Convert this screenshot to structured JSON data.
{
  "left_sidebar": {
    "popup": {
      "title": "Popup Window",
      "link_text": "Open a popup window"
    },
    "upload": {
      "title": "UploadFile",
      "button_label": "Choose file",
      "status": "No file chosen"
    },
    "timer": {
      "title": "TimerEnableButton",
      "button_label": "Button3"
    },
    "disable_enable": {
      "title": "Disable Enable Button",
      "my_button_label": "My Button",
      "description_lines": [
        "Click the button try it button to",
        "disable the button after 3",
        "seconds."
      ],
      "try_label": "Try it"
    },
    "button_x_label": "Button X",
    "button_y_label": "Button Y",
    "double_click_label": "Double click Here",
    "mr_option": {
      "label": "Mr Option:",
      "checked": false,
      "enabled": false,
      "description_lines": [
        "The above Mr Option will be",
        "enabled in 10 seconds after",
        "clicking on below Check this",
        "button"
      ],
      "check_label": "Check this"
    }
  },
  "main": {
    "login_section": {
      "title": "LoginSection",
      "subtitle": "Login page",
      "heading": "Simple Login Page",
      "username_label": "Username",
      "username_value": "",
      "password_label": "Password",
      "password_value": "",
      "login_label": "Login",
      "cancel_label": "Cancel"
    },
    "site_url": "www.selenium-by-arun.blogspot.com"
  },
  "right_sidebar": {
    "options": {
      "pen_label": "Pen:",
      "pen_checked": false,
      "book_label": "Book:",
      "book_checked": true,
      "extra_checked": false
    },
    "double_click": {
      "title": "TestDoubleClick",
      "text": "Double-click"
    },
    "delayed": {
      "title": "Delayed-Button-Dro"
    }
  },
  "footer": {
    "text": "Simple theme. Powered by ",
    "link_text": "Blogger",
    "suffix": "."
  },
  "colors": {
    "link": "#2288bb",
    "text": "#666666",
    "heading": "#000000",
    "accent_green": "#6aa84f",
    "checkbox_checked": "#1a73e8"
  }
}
++++++++++++++++++++
Copy the data above exactly. Every line must be included.

Convert this screenshot to structured JSON data.
{
  "left_sidebar": {
    "popup": {
      "title": "Popup Window",
      "link_text": "Open a popup window"
    },
    "upload": {
      "title": "UploadFile",
      "button_label": "Choose file",
      "status": "No file chosen"
    },
    "timer": {
      "title": "TimerEnableButton",
      "button_label": "Button3"
    },
    "disable_enable": {
      "title": "Disable Enable Button",
      "my_button_label": "My Button",
      "description_lines": [
        "Click the button try it button to",
        "disable the button after 3",
        "seconds."
      ],
      "try_label": "Try it"
    },
    "button_x_label": "Button X",
    "button_y_label": "Button Y",
    "double_click_label": "Double click Here",
    "mr_option": {
      "label": "Mr Option:",
      "checked": false,
      "enabled": false,
      "description_lines": [
        "The above Mr Option will be",
        "enabled in 10 seconds after",
        "clicking on below Check this",
        "button"
      ],
      "check_label": "Check this"
    }
  },
  "main": {
    "login_section": {
      "title": "LoginSection",
      "subtitle": "Login page",
      "heading": "Simple Login Page",
      "username_label": "Username",
      "username_value": "",
      "password_label": "Password",
      "password_value": "",
      "login_label": "Login",
      "cancel_label": "Cancel"
    },
    "site_url": "www.selenium-by-arun.blogspot.com"
  },
  "right_sidebar": {
    "options": {
      "pen_label": "Pen:",
      "pen_checked": false,
      "book_label": "Book:",
      "book_checked": true,
      "extra_checked": false
    },
    "double_click": {
      "title": "TestDoubleClick",
      "text": "Double-click"
    },
    "delayed": {
      "title": "Delayed-Button-Dro"
    }
  },
  "footer": {
    "text": "Simple theme. Powered by ",
    "link_text": "Blogger",
    "suffix": "."
  },
  "colors": {
    "link": "#2288bb",
    "text": "#666666",
    "heading": "#000000",
    "accent_green": "#6aa84f",
    "checkbox_checked": "#1a73e8"
  }
}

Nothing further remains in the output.